▸ **AVAILABLE RECORDS**
········

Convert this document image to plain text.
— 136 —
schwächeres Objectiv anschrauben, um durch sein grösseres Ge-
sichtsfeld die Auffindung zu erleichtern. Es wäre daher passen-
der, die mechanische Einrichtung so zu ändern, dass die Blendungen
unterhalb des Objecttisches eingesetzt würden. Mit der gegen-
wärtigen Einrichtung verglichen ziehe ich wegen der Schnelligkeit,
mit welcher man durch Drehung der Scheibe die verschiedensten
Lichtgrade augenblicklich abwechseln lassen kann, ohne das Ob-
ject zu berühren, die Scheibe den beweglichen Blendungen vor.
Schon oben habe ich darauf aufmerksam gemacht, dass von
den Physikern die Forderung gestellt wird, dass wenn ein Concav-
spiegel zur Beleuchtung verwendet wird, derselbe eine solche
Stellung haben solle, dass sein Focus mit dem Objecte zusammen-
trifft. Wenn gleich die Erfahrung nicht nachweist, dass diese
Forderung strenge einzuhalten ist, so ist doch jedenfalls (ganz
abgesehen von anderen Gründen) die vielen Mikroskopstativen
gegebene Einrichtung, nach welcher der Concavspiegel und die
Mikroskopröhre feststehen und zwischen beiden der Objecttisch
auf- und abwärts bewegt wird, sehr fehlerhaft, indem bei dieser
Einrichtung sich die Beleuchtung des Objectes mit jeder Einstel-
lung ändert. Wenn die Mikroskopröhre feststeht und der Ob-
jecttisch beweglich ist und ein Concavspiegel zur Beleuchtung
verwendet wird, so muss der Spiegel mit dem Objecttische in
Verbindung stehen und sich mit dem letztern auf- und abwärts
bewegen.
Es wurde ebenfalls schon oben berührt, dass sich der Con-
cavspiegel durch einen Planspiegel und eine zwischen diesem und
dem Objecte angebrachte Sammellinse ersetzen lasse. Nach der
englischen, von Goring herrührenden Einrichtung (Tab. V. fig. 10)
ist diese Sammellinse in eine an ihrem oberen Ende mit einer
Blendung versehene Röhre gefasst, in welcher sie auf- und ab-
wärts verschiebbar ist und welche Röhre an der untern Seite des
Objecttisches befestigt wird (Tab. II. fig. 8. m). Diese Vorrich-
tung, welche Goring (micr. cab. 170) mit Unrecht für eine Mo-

········

▸ **PROBLEM DETAILS**
Go through the records and copy each line with "Mikroskopröhre" in it.

▸ **WRITTEN REPLY**
Mikroskopröhre feststehen und zwischen beiden der Objecttisch
lung ändert. Wenn die Mikroskopröhre feststeht und der Ob-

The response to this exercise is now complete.